* Exercise objective *
Would you repeat all the lines below, exactly as they stand?

* Available data *
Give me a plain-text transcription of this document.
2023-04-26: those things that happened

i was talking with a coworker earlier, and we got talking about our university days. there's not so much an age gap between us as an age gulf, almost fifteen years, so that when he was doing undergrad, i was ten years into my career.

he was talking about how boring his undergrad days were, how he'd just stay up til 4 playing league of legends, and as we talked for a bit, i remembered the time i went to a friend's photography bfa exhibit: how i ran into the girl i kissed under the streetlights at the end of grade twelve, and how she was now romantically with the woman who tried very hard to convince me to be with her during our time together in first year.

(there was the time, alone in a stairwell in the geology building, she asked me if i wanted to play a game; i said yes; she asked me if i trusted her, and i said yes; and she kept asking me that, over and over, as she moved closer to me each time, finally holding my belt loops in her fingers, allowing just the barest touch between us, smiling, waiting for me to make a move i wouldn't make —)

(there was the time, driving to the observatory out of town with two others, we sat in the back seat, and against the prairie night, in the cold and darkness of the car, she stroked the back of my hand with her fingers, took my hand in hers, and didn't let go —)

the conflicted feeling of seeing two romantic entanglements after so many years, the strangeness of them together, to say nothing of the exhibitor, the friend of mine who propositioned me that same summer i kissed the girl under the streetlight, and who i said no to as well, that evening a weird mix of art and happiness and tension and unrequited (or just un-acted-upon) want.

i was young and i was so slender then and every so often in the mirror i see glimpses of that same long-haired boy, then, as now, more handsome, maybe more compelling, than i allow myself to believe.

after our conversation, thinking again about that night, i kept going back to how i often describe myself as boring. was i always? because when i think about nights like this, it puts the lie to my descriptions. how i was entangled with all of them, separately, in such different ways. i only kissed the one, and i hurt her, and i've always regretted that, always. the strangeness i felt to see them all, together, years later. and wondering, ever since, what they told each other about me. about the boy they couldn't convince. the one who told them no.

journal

* Answer for the task *
Give me a plain-text transcription of this document.
2023-04-26: those things that happened

i was talking with a coworker earlier, and we got talking about our university days. there's not so much an age gap between us as an age gulf, almost fifteen years, so that when he was doing undergrad, i was ten years into my career.

he was talking about how boring his undergrad days were, how he'd just stay up til 4 playing league of legends, and as we talked for a bit, i remembered the time i went to a friend's photography bfa exhibit: how i ran into the girl i kissed under the streetlights at the end of grade twelve, and how she was now romantically with the woman who tried very hard to convince me to be with her during our time together in first year.

(there was the time, alone in a stairwell in the geology building, she asked me if i wanted to play a game; i said yes; she asked me if i trusted her, and i said yes; and she kept asking me that, over and over, as she moved closer to me each time, finally holding my belt loops in her fingers, allowing just the barest touch between us, smiling, waiting for me to make a move i wouldn't make —)

(there was the time, driving to the observatory out of town with two others, we sat in the back seat, and against the prairie night, in the cold and darkness of the car, she stroked the back of my hand with her fingers, took my hand in hers, and didn't let go —)

the conflicted feeling of seeing two romantic entanglements after so many years, the strangeness of them together, to say nothing of the exhibitor, the friend of mine who propositioned me that same summer i kissed the girl under the streetlight, and who i said no to as well, that evening a weird mix of art and happiness and tension and unrequited (or just un-acted-upon) want.

i was young and i was so slender then and every so often in the mirror i see glimpses of that same long-haired boy, then, as now, more handsome, maybe more compelling, than i allow myself to believe.

after our conversation, thinking again about that night, i kept going back to how i often describe myself as boring. was i always? because when i think about nights like this, it puts the lie to my descriptions. how i was entangled with all of them, separately, in such different ways. i only kissed the one, and i hurt her, and i've always regretted that, always. the strangeness i felt to see them all, together, years later. and wondering, ever since, what they told each other about me. about the boy they couldn't convince. the one who told them no.

journal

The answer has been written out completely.